Tarea => Continúa el texto sobre el miedo a cumplir 27 años a partir de su última oración.

El cuerpo me pesa más de lo normal. Las lagañas denotan mi falta de sueño y los pellejos de mis dedos masticados hablan (por si solos) de días de estrés. Faltan un par de minutos para que el reloj llegue a las 00 hs de un nuevo día. Exactamente 7 minutos. 420 segundos. Eso me separa de un nuevo cumpleaños, de mis 27 años, del peine en la quiniela. Algunos fundamentalistas de los números me rescatarían del mal trago de llegar a ese tan afamado dígito diciendo que una vez que pasen las 00 horas voy a empezar a transitar mis 28 años. No lo sé a ciencia cierta, pero el simple hecho de acercarme todavía más a los 30 me aterra. Aunque a esta altura, no sé qué me da más miedo: ser parte del Club de los 27 o estar cerca de esa “vida adulta” a la que tanto le intento escapar.
Pensaba en escribir estas palabras con un tinte nostálgico, volcar algo de melodrama semi-adolescente (el último vestigio que va quedando en este cuerpito) en el texto para mostrar de manera visceral lo que me está carcomiendo la cabeza estos días. Un momento claro para pensar en todo lo que pasó en estos últimos años. En usar esta página en blanco como Kurt usó la bala de su escopeta o Amy el último trago de bourbon que la sedó para siempre.

[Elementos guardados del conjunto de datos]
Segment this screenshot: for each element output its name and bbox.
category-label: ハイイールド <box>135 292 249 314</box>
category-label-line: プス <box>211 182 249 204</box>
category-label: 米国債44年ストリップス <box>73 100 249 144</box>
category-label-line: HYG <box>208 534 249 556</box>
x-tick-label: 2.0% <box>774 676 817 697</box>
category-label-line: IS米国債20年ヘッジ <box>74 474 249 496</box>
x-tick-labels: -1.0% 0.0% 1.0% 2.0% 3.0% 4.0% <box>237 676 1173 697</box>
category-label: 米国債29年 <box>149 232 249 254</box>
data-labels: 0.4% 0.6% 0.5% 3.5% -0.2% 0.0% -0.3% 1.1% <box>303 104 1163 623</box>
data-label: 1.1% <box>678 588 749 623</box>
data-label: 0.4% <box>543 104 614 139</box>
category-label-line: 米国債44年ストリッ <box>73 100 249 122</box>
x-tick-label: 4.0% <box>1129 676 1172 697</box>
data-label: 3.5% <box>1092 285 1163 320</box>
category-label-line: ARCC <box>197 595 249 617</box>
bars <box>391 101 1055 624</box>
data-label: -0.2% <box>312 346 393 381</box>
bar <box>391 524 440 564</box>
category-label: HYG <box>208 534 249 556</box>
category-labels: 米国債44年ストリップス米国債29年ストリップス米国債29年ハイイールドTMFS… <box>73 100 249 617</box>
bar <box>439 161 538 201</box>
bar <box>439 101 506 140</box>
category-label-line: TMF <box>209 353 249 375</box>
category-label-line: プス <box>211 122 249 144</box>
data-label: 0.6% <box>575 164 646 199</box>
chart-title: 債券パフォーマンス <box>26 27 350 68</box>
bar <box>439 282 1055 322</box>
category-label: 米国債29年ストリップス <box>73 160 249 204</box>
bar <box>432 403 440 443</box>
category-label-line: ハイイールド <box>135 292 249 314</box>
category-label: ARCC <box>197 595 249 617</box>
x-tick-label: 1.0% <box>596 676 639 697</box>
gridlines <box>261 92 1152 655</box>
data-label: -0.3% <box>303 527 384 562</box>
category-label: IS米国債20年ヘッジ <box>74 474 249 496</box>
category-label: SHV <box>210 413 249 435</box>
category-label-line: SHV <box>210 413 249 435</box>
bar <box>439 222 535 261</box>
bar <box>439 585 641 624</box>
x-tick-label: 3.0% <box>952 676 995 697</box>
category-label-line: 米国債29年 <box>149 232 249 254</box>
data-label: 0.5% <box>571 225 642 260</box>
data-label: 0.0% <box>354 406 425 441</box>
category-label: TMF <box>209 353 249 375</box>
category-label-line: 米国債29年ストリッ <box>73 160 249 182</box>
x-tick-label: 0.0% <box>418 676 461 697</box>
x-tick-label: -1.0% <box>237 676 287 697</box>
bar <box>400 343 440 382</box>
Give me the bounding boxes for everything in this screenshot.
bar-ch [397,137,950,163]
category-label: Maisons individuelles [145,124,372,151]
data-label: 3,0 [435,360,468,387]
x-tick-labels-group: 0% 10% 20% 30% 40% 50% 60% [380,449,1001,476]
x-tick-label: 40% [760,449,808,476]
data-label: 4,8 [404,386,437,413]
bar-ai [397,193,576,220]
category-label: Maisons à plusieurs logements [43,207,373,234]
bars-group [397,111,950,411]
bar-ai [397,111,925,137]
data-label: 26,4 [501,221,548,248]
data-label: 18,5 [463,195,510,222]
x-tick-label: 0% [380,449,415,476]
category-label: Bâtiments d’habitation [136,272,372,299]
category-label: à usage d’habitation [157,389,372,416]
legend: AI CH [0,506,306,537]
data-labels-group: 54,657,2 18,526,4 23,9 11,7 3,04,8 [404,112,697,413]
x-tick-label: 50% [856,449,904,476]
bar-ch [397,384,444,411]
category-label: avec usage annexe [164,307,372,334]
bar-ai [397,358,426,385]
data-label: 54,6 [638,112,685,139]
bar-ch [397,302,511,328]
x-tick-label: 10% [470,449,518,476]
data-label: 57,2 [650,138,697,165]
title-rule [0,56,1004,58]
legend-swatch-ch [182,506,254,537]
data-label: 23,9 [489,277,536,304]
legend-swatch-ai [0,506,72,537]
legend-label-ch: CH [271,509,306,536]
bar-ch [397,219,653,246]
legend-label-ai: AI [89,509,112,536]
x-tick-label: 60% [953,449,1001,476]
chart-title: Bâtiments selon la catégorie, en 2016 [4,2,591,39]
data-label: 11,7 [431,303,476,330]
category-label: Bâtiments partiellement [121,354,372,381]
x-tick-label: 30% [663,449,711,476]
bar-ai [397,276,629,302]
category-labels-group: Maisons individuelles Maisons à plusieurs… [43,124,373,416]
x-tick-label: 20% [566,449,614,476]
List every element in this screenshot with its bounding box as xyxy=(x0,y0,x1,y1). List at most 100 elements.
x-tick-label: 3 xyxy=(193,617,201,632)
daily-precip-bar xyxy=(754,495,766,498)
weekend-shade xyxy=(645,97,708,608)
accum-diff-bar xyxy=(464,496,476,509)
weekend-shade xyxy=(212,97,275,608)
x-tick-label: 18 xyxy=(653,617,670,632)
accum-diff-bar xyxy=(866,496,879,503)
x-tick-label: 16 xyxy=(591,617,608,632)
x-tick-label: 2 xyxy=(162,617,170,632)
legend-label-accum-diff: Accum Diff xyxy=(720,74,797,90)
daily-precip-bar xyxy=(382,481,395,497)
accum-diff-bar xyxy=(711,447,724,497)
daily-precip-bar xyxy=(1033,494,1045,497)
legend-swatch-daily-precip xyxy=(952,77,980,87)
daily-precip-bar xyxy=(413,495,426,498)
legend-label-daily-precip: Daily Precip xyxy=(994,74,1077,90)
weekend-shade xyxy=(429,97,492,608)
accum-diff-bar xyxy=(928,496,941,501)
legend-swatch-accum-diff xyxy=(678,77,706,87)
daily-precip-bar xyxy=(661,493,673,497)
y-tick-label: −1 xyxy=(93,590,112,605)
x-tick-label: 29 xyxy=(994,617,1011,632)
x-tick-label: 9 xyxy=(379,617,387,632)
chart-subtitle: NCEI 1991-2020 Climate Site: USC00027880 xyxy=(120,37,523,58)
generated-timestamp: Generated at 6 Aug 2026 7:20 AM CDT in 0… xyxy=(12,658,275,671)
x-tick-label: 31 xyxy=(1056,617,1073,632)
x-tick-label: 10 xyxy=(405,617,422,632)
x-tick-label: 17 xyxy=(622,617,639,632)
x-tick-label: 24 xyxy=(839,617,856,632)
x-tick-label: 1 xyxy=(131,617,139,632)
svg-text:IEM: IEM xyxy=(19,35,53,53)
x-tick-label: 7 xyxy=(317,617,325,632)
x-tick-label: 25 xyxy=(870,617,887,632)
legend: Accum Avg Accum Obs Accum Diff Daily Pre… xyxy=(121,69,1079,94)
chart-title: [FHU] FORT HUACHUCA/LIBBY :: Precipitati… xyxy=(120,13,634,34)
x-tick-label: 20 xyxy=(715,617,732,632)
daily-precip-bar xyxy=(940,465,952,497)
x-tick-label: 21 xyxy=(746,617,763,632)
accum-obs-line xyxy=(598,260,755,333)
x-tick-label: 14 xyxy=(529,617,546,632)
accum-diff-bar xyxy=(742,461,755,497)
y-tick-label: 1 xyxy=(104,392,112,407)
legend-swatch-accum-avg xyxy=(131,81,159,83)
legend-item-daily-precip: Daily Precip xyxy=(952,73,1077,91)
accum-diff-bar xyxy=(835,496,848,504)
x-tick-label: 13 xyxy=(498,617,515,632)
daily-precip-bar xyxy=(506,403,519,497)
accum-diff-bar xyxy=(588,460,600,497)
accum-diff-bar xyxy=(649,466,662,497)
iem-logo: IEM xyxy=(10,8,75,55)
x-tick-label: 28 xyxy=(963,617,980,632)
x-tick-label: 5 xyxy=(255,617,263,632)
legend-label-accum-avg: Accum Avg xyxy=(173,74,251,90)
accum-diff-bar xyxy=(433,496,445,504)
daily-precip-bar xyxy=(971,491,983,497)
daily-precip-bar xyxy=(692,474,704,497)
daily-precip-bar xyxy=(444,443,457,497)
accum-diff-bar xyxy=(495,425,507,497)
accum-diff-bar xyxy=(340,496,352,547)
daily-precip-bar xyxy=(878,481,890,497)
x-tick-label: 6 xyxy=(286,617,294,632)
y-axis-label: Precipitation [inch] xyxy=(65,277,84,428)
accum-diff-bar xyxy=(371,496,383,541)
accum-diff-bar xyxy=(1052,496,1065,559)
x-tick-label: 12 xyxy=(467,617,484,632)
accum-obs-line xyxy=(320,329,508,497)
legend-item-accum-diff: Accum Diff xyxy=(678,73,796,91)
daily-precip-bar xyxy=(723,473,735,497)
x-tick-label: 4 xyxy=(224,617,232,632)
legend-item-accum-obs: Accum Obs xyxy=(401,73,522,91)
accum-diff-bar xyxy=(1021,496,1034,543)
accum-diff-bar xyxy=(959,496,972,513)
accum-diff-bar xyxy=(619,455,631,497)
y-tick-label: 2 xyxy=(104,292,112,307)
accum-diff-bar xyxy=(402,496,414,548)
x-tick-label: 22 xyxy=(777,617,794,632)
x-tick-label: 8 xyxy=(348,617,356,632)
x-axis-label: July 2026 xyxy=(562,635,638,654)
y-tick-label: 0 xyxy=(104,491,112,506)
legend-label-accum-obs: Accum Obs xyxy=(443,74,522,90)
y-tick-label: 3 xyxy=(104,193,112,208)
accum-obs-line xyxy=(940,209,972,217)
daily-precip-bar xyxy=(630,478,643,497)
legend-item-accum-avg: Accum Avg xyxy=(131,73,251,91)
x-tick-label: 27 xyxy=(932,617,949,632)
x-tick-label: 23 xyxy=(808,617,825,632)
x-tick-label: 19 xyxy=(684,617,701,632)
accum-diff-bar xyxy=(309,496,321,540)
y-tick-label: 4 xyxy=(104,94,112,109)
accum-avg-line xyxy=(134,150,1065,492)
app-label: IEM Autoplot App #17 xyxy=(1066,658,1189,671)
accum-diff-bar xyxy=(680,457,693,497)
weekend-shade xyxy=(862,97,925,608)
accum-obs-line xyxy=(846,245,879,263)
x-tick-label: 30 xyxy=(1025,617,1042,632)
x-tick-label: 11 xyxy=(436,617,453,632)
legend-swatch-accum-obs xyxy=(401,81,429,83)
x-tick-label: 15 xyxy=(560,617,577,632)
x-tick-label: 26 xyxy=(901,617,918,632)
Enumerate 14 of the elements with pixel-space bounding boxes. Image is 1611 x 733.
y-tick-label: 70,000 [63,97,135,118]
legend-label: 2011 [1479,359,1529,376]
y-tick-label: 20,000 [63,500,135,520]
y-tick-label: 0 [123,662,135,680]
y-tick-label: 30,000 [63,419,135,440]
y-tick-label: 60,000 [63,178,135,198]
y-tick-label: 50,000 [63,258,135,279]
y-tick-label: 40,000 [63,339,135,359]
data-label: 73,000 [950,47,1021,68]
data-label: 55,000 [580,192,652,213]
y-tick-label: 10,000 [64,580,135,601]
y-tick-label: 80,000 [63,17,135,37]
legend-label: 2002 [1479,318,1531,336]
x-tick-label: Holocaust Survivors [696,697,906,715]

Respuesta =>
¿27? ¿Qué es eso? ¿Un número? ¿El de la muerte? 9855 días en el planeta tierra. Nada más. Nada menos. Un gran amigo me diría “hay que tener huevos para pasarse 27 años en este loco y tan estúpido mundo”. Ja, sí un poco de razón tiene. Sino miralo a Brian Jones que su último chapuzón se lo dio a los pocos meses de llegar a esa cifra. Pero esa locura supongo que es un poco la que nos mantiene vivos. La que nos separa de mezclar vino con somníferos como hizo Hendrix antes de abandonar su Stratocaster. La de pensar que todavía quedan muchas más fiestas por bailar, noches sin dormir y cervezas por tomar.
Sí, son 27. Quedan todavía en mi cabeza resquemores de una adolescencia encaprichada en la que soñaba con lo que sería ese yo de grande. Que lo imaginaba y rezaba para viajar en en el Delorean junto al Doc para esquivar todos los pozos y sentirme el Potro en su mejor momento. Ese de pelo azul y guantes de boxeador. El que se subía al cuadrilátero y cantaba cuarteto en el Luna Park.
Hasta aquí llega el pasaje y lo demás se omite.